### [WORK TO BE COMPLETED]
Return only the number of lines that hold "Module".

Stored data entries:
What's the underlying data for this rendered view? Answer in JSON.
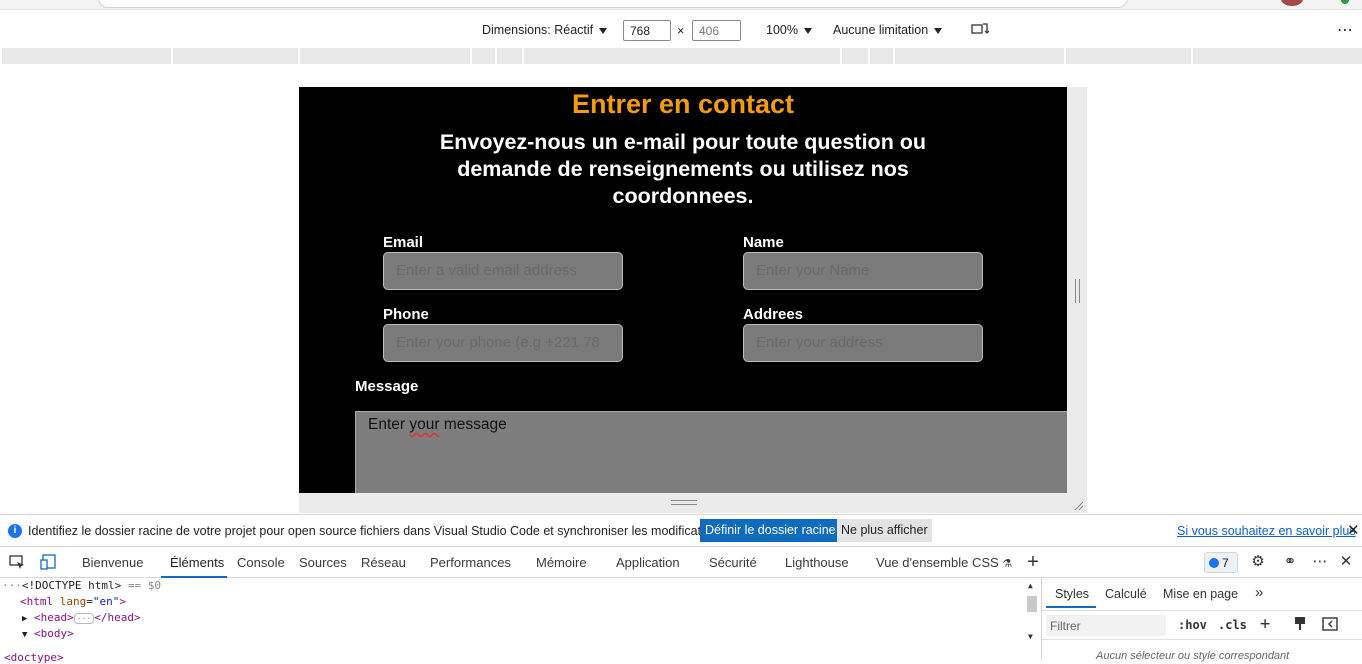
{
  "device_toolbar": {
    "dimensions_label": "Dimensions: Réactif",
    "width": "768",
    "height_placeholder": "406",
    "times": "×",
    "zoom": "100%",
    "throttle": "Aucune limitation"
  },
  "page": {
    "title": "Entrer en contact",
    "subtitle": "Envoyez-nous un e-mail pour toute question ou demande de renseignements ou utilisez nos coordonnees.",
    "form": {
      "email_label": "Email",
      "email_placeholder": "Enter a valid email address",
      "name_label": "Name",
      "name_placeholder": "Enter your Name",
      "phone_label": "Phone",
      "phone_placeholder": "Enter your phone (e.g +221 78",
      "address_label": "Addrees",
      "address_placeholder": "Enter your address",
      "message_label": "Message",
      "message_placeholder_a": "Enter ",
      "message_placeholder_b": "your",
      "message_placeholder_c": " message"
    }
  },
  "infobar": {
    "text": "Identifiez le dossier racine de votre projet pour open source fichiers dans Visual Studio Code et synchroniser les modifications.",
    "primary_button": "Définir le dossier racine",
    "secondary_button": "Ne plus afficher",
    "link": "Si vous souhaitez en savoir plus"
  },
  "devtools": {
    "tabs": [
      "Bienvenue",
      "Éléments",
      "Console",
      "Sources",
      "Réseau",
      "Performances",
      "Mémoire",
      "Application",
      "Sécurité",
      "Lighthouse",
      "Vue d'ensemble CSS"
    ],
    "active_tab": "Éléments",
    "issues_count": "7",
    "accent_color": "#0f6cbd"
  },
  "elements": {
    "doctype": "<!DOCTYPE html>",
    "selected_marker": "== $0",
    "html_open": "<html",
    "html_attr": "lang",
    "html_attr_value": "\"en\"",
    "html_close": ">",
    "head_open": "<head>",
    "head_close": "</head>",
    "body_open": "<body>",
    "cut_line": "<doctype>"
  },
  "styles_panel": {
    "tabs": [
      "Styles",
      "Calculé",
      "Mise en page"
    ],
    "filter_placeholder": "Filtrer",
    "hov": ":hov",
    "cls": ".cls",
    "no_match": "Aucun sélecteur ou style correspondant"
  },
  "colors": {
    "page_title": "#f39c12",
    "page_background": "#000000",
    "input_background": "#7a7a7a"
  }
}
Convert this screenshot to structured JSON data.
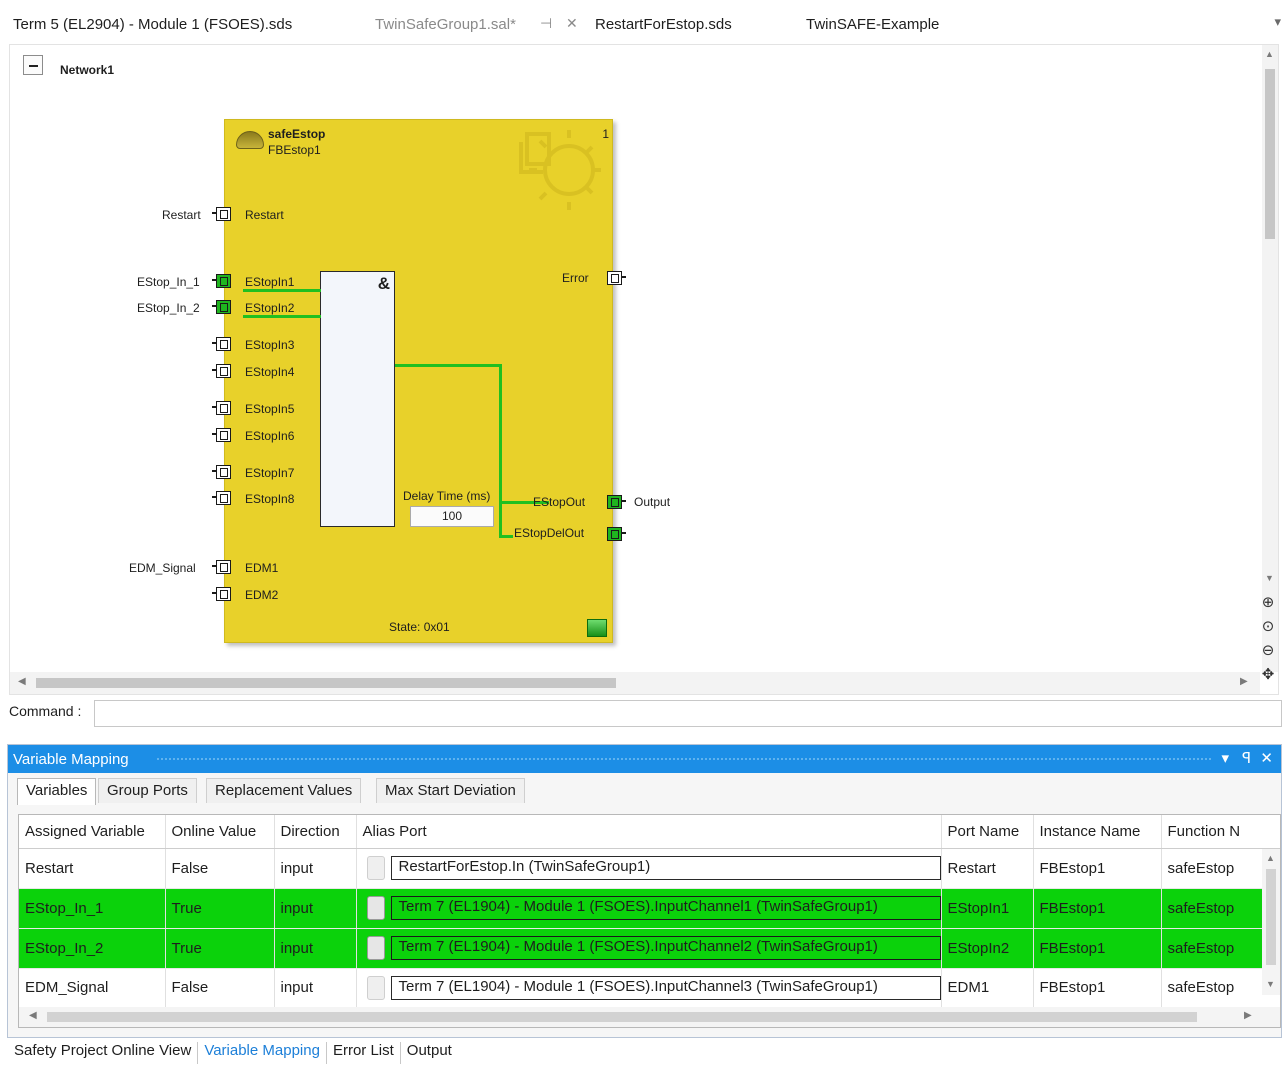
{
  "doc_tabs": [
    {
      "label": "Term 5 (EL2904) - Module 1 (FSOES).sds"
    },
    {
      "label": "TwinSafeGroup1.sal*"
    },
    {
      "label": "RestartForEstop.sds"
    },
    {
      "label": "TwinSAFE-Example"
    }
  ],
  "icons": {
    "pin": "pin-icon",
    "close": "close-icon",
    "overflow": "dropdown-icon"
  },
  "network": {
    "title": "Network1"
  },
  "fblock": {
    "type": "safeEstop",
    "instance": "FBEstop1",
    "number": "1",
    "state": "State: 0x01",
    "and_symbol": "&",
    "delay_label": "Delay Time (ms)",
    "delay_value": "100",
    "inputs": [
      {
        "name": "Restart",
        "external": "Restart",
        "connected": false
      },
      {
        "name": "EStopIn1",
        "external": "EStop_In_1",
        "connected": true
      },
      {
        "name": "EStopIn2",
        "external": "EStop_In_2",
        "connected": true
      },
      {
        "name": "EStopIn3",
        "external": "",
        "connected": false
      },
      {
        "name": "EStopIn4",
        "external": "",
        "connected": false
      },
      {
        "name": "EStopIn5",
        "external": "",
        "connected": false
      },
      {
        "name": "EStopIn6",
        "external": "",
        "connected": false
      },
      {
        "name": "EStopIn7",
        "external": "",
        "connected": false
      },
      {
        "name": "EStopIn8",
        "external": "",
        "connected": false
      },
      {
        "name": "EDM1",
        "external": "EDM_Signal",
        "connected": false
      },
      {
        "name": "EDM2",
        "external": "",
        "connected": false
      }
    ],
    "outputs": [
      {
        "name": "Error",
        "external": "",
        "connected": false
      },
      {
        "name": "EStopOut",
        "external": "Output",
        "connected": true
      },
      {
        "name": "EStopDelOut",
        "external": "",
        "connected": true
      }
    ]
  },
  "command": {
    "label": "Command :",
    "value": ""
  },
  "panel": {
    "title": "Variable Mapping",
    "controls": {
      "dropdown": "▾",
      "pin": "ꟼ",
      "close": "✕"
    },
    "tabs": [
      "Variables",
      "Group Ports",
      "Replacement Values",
      "Max Start Deviation"
    ],
    "active_tab": "Variables",
    "columns": [
      "Assigned Variable",
      "Online Value",
      "Direction",
      "Alias Port",
      "Port Name",
      "Instance Name",
      "Function N"
    ],
    "rows": [
      {
        "variable": "Restart",
        "online": "False",
        "direction": "input",
        "alias": "RestartForEstop.In (TwinSafeGroup1)",
        "port": "Restart",
        "instance": "FBEstop1",
        "function": "safeEstop",
        "active": false
      },
      {
        "variable": "EStop_In_1",
        "online": "True",
        "direction": "input",
        "alias": "Term 7 (EL1904) - Module 1 (FSOES).InputChannel1 (TwinSafeGroup1)",
        "port": "EStopIn1",
        "instance": "FBEstop1",
        "function": "safeEstop",
        "active": true
      },
      {
        "variable": "EStop_In_2",
        "online": "True",
        "direction": "input",
        "alias": "Term 7 (EL1904) - Module 1 (FSOES).InputChannel2 (TwinSafeGroup1)",
        "port": "EStopIn2",
        "instance": "FBEstop1",
        "function": "safeEstop",
        "active": true
      },
      {
        "variable": "EDM_Signal",
        "online": "False",
        "direction": "input",
        "alias": "Term 7 (EL1904) - Module 1 (FSOES).InputChannel3 (TwinSafeGroup1)",
        "port": "EDM1",
        "instance": "FBEstop1",
        "function": "safeEstop",
        "active": false
      }
    ],
    "colors": {
      "active_row": "#0bd20b",
      "title_bar": "#1c8ee6"
    }
  },
  "bottom_tabs": [
    "Safety Project Online View",
    "Variable Mapping",
    "Error List",
    "Output"
  ],
  "bottom_active": "Variable Mapping"
}
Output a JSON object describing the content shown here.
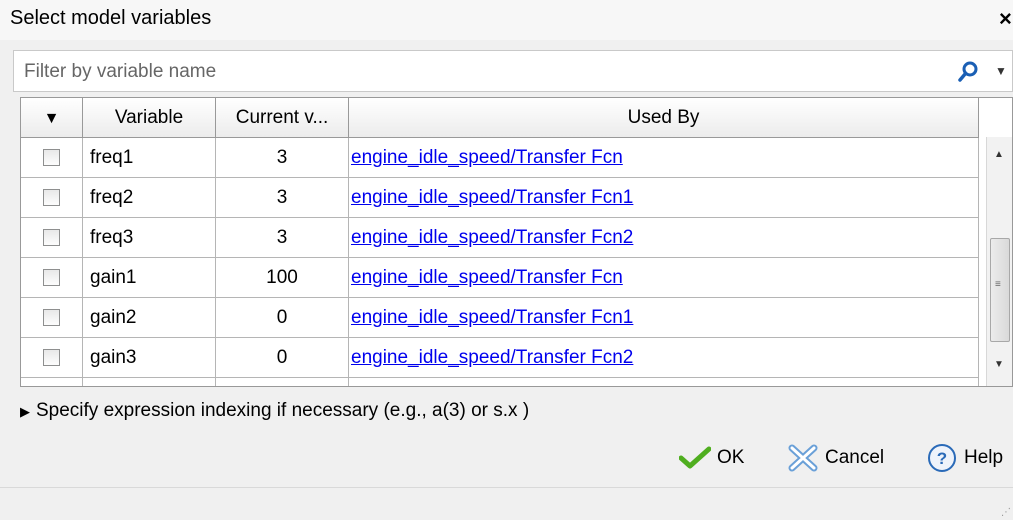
{
  "window": {
    "title": "Select model variables",
    "close_glyph": "×"
  },
  "filter": {
    "placeholder": "Filter by variable name",
    "value": ""
  },
  "table": {
    "headers": {
      "select": "▼",
      "variable": "Variable",
      "current_value": "Current v...",
      "used_by": "Used By"
    },
    "rows": [
      {
        "variable": "freq1",
        "value": "3",
        "used_by": "engine_idle_speed/Transfer Fcn"
      },
      {
        "variable": "freq2",
        "value": "3",
        "used_by": "engine_idle_speed/Transfer Fcn1"
      },
      {
        "variable": "freq3",
        "value": "3",
        "used_by": "engine_idle_speed/Transfer Fcn2"
      },
      {
        "variable": "gain1",
        "value": "100",
        "used_by": "engine_idle_speed/Transfer Fcn"
      },
      {
        "variable": "gain2",
        "value": "0",
        "used_by": "engine_idle_speed/Transfer Fcn1"
      },
      {
        "variable": "gain3",
        "value": "0",
        "used_by": "engine_idle_speed/Transfer Fcn2"
      }
    ]
  },
  "expander": {
    "label": "Specify expression indexing if necessary (e.g., a(3) or s.x )"
  },
  "buttons": {
    "ok": "OK",
    "cancel": "Cancel",
    "help": "Help"
  },
  "colors": {
    "link": "#0000ee",
    "ok_check": "#4fae1f",
    "help_blue": "#2a6ab8"
  }
}
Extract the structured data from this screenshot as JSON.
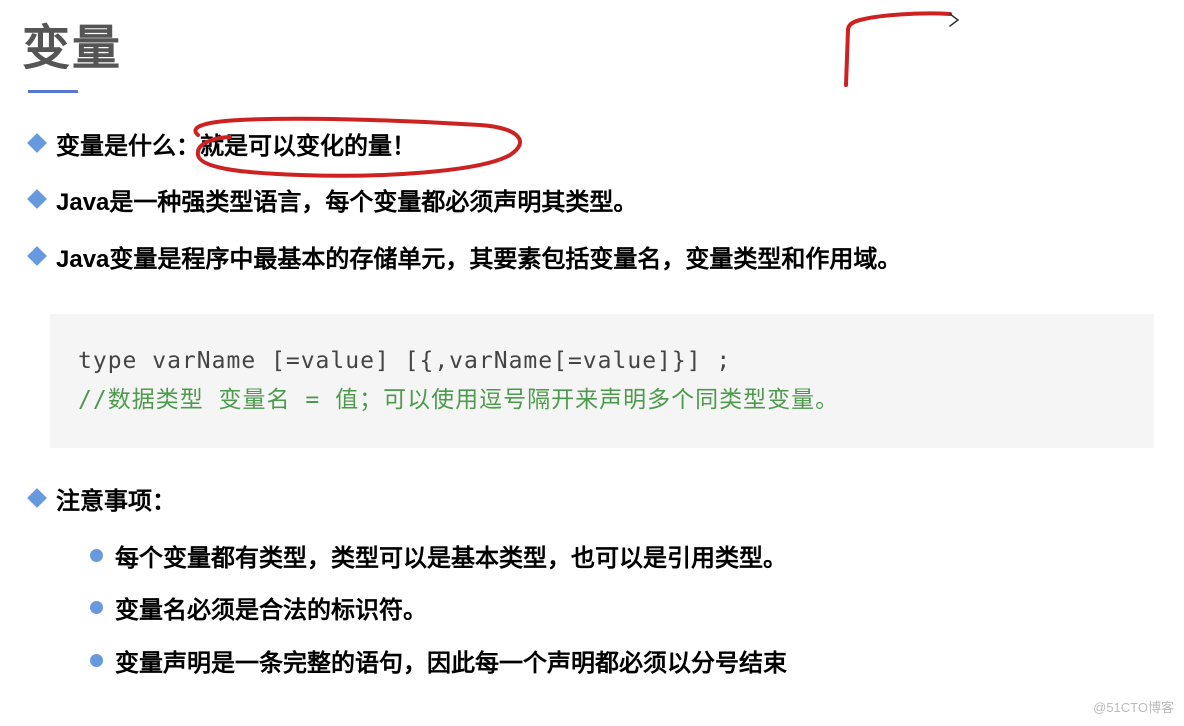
{
  "title": "变量",
  "bullets": [
    "变量是什么：就是可以变化的量！",
    "Java是一种强类型语言，每个变量都必须声明其类型。",
    "Java变量是程序中最基本的存储单元，其要素包括变量名，变量类型和作用域。"
  ],
  "code": {
    "line1": "type varName  [=value] [{,varName[=value]}] ;",
    "comment": "//数据类型  变量名 = 值；可以使用逗号隔开来声明多个同类型变量。"
  },
  "notes_heading": "注意事项：",
  "notes": [
    "每个变量都有类型，类型可以是基本类型，也可以是引用类型。",
    "变量名必须是合法的标识符。",
    "变量声明是一条完整的语句，因此每一个声明都必须以分号结束"
  ],
  "watermark": "@51CTO博客"
}
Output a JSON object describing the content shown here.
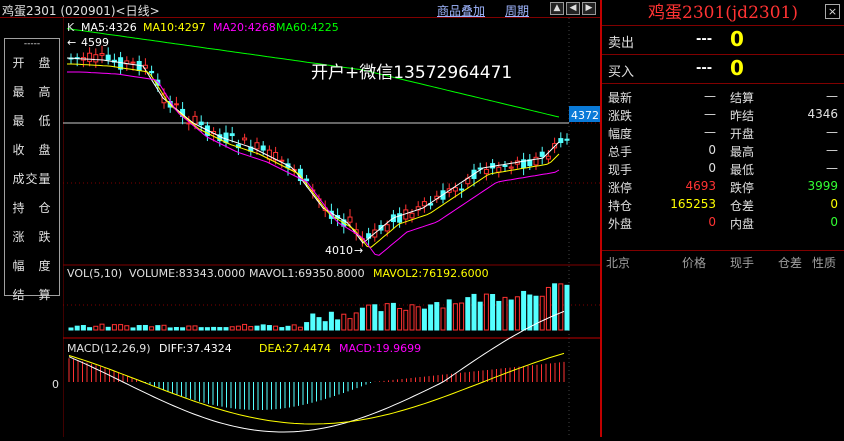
{
  "topbar": {
    "title": "鸡蛋2301 (020901)<日线>",
    "overlay_label": "商品叠加",
    "period_label": "周期"
  },
  "sidebar": {
    "top_dash": "-----",
    "items": [
      {
        "label": "开　盘"
      },
      {
        "label": "最　高"
      },
      {
        "label": "最　低"
      },
      {
        "label": "收　盘"
      },
      {
        "label": "成交量"
      },
      {
        "label": "持　仓"
      },
      {
        "label": "涨　跌"
      },
      {
        "label": "幅　度"
      },
      {
        "label": "结　算"
      }
    ]
  },
  "main_chart": {
    "k_label": "K",
    "ma5": "MA5:4326",
    "ma10": "MA10:4297",
    "ma20": "MA20:4268",
    "ma60": "MA60:4225",
    "high_marker": "4599",
    "low_marker": "4010",
    "price_tag": "4372",
    "watermark": "开户+微信13572964471",
    "colors": {
      "ma5": "#ffffff",
      "ma10": "#ffff00",
      "ma20": "#ff00ff",
      "ma60": "#00ff00",
      "up": "#ff3232",
      "down": "#54ffff"
    }
  },
  "volume_chart": {
    "label": "VOL(5,10)",
    "volume": "VOLUME:83343.0000",
    "mavol1": "MAVOL1:69350.8000",
    "mavol2": "MAVOL2:76192.6000"
  },
  "macd_chart": {
    "label": "MACD(12,26,9)",
    "diff": "DIFF:37.4324",
    "dea": "DEA:27.4474",
    "macd": "MACD:19.9699",
    "zero_label": "0"
  },
  "quote": {
    "title": "鸡蛋2301(jd2301)",
    "sell_label": "卖出",
    "sell_price": "---",
    "sell_vol": "0",
    "buy_label": "买入",
    "buy_price": "---",
    "buy_vol": "0",
    "rows": [
      {
        "l1": "最新",
        "v1": "—",
        "c1": "#e0e0e0",
        "l2": "结算",
        "v2": "—",
        "c2": "#e0e0e0"
      },
      {
        "l1": "涨跌",
        "v1": "—",
        "c1": "#e0e0e0",
        "l2": "昨结",
        "v2": "4346",
        "c2": "#e0e0e0"
      },
      {
        "l1": "幅度",
        "v1": "—",
        "c1": "#e0e0e0",
        "l2": "开盘",
        "v2": "—",
        "c2": "#e0e0e0"
      },
      {
        "l1": "总手",
        "v1": "0",
        "c1": "#e0e0e0",
        "l2": "最高",
        "v2": "—",
        "c2": "#e0e0e0"
      },
      {
        "l1": "现手",
        "v1": "0",
        "c1": "#e0e0e0",
        "l2": "最低",
        "v2": "—",
        "c2": "#e0e0e0"
      },
      {
        "l1": "涨停",
        "v1": "4693",
        "c1": "#ff3333",
        "l2": "跌停",
        "v2": "3999",
        "c2": "#33ff33"
      },
      {
        "l1": "持仓",
        "v1": "165253",
        "c1": "#ffff00",
        "l2": "仓差",
        "v2": "0",
        "c2": "#ffff00"
      },
      {
        "l1": "外盘",
        "v1": "0",
        "c1": "#ff3333",
        "l2": "内盘",
        "v2": "0",
        "c2": "#33ff33"
      }
    ],
    "trade_headers": [
      "北京",
      "价格",
      "现手",
      "仓差",
      "性质"
    ]
  }
}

### [TASK OUTPUT]
4